Layout coordinate data
____________
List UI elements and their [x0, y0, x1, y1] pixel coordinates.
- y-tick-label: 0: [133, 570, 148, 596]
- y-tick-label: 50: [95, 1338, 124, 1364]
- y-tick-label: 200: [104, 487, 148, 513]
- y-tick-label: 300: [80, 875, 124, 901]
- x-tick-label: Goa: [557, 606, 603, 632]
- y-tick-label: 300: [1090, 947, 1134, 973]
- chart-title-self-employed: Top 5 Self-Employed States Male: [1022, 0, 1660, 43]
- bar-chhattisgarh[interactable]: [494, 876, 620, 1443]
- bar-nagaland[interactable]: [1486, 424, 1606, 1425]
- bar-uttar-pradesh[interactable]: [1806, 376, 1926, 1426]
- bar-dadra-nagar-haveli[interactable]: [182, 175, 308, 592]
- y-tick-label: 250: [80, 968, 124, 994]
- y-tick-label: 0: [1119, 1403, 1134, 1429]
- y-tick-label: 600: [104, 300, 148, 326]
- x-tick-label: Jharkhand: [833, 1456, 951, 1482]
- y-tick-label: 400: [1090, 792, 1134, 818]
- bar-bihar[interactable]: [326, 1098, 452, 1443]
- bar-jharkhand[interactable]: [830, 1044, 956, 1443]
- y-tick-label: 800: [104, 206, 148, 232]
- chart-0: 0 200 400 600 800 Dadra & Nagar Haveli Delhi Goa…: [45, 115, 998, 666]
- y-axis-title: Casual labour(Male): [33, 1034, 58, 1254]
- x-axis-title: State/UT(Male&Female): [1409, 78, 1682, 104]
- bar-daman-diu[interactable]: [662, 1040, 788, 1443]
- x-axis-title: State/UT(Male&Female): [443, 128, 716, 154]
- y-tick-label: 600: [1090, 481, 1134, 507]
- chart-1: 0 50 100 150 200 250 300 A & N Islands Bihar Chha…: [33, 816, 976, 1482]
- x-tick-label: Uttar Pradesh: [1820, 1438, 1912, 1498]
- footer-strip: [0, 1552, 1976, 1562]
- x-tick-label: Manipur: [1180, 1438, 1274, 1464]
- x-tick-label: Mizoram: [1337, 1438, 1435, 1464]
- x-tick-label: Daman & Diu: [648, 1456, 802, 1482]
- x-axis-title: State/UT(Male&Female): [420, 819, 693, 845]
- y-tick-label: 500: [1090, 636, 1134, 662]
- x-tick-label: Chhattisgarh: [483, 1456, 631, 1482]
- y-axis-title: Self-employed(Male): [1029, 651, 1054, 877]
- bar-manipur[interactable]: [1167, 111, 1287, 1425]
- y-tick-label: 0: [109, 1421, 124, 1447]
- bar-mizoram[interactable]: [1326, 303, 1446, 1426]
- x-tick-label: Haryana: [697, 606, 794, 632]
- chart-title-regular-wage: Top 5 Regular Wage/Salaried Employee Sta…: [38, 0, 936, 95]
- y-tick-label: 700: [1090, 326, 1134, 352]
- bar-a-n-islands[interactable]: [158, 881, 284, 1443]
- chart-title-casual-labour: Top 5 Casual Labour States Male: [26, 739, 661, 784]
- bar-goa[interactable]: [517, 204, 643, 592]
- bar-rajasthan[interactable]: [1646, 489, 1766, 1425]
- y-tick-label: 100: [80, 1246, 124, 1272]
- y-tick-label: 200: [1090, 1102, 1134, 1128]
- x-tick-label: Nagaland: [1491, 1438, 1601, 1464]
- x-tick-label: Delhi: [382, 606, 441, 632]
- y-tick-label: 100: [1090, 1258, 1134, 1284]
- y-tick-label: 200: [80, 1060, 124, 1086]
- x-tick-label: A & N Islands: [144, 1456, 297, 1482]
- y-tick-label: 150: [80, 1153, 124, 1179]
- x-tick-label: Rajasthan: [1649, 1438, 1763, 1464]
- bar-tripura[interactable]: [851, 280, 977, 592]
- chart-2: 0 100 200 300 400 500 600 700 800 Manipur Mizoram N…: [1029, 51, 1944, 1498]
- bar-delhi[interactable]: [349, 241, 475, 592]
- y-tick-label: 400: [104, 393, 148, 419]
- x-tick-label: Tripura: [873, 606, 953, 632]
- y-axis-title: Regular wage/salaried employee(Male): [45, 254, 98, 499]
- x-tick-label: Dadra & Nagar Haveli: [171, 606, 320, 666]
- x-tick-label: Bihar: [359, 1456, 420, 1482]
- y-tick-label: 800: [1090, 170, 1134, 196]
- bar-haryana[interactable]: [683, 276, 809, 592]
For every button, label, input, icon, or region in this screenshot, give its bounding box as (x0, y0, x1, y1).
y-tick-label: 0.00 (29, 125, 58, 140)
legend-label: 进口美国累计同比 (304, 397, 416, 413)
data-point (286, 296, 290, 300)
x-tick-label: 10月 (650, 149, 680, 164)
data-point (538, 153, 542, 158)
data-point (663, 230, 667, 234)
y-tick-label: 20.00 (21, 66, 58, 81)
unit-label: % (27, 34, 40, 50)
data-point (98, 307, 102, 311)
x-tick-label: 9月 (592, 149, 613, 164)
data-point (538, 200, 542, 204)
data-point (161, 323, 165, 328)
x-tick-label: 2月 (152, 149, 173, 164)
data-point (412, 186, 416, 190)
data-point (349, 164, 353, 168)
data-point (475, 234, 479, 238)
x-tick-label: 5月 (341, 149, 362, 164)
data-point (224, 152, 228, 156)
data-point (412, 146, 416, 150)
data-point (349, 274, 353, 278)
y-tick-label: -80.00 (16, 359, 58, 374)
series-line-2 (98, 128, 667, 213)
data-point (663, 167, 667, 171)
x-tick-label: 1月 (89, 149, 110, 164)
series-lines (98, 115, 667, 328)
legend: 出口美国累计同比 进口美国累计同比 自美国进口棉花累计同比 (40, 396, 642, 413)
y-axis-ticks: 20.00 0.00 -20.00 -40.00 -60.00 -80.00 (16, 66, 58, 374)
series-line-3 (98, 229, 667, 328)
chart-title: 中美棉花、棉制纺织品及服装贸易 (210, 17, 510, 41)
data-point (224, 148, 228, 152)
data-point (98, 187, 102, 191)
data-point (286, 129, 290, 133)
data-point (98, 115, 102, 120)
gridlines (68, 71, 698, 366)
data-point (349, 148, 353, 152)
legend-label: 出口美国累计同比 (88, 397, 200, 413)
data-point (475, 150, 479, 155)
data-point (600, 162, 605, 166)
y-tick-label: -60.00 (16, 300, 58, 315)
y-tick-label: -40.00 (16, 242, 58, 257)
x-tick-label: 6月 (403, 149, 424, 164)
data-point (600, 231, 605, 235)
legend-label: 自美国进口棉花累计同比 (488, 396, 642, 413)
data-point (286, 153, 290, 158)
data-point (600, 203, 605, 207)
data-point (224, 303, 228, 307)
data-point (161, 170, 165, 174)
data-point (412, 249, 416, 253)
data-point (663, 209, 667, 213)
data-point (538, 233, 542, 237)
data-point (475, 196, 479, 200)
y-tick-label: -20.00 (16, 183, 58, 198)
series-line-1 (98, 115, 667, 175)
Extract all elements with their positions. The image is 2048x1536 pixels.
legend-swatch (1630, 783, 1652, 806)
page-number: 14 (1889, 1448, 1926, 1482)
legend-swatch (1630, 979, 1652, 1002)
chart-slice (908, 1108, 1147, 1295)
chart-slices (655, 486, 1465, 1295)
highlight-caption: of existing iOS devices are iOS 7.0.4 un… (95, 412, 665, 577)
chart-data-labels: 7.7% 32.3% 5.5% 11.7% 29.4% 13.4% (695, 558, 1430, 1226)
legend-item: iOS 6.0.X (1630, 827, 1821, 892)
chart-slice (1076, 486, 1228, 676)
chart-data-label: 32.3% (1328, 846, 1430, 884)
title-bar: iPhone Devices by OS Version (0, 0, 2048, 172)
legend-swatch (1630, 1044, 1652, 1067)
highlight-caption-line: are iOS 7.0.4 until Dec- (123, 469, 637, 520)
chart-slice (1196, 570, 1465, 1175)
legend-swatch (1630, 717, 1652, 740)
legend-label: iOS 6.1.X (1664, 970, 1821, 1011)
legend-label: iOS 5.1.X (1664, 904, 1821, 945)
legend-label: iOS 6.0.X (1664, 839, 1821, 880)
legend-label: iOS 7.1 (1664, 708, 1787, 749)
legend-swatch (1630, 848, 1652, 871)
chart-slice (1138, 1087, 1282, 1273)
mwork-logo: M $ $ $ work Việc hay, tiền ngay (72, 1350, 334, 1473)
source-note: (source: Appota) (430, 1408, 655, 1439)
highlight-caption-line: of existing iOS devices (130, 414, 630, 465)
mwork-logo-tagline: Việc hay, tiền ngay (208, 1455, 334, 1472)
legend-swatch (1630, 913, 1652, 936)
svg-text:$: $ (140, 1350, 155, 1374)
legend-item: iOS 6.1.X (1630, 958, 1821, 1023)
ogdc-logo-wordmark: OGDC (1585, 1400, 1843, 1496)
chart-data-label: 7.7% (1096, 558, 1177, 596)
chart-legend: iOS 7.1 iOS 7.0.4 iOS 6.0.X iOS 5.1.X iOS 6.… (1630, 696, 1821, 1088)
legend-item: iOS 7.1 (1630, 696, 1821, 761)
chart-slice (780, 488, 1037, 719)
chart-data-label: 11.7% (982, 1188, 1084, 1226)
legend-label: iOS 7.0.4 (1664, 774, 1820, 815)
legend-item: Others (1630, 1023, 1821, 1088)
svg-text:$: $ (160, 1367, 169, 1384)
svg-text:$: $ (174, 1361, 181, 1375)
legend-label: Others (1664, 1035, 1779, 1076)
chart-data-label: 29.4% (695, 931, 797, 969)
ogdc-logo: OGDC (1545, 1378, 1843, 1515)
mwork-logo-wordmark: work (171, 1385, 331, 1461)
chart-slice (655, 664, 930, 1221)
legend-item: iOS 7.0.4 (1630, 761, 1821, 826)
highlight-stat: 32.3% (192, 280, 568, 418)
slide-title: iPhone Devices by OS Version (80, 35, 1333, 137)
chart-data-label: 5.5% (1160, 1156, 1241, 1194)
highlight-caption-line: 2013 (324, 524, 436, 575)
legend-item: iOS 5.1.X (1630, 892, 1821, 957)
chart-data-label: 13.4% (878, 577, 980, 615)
____________
*WHAT YOU ARE ASKED TO DO*
Rewrite the items starting at the first line and ending at the line that contains "- bar-nagaland[interactable]: [1486, 424, 1606, 1425]", changing every "y-tick-label" to "y-axis-tick" and keeping everything else the same.

*WRITTEN SOLUTION*
List UI elements and their [x0, y0, x1, y1] pixel coordinates.
- y-axis-tick: 0: [133, 570, 148, 596]
- y-axis-tick: 50: [95, 1338, 124, 1364]
- y-axis-tick: 200: [104, 487, 148, 513]
- y-axis-tick: 300: [80, 875, 124, 901]
- x-tick-label: Goa: [557, 606, 603, 632]
- y-axis-tick: 300: [1090, 947, 1134, 973]
- chart-title-self-employed: Top 5 Self-Employed States Male: [1022, 0, 1660, 43]
- bar-chhattisgarh[interactable]: [494, 876, 620, 1443]
- bar-nagaland[interactable]: [1486, 424, 1606, 1425]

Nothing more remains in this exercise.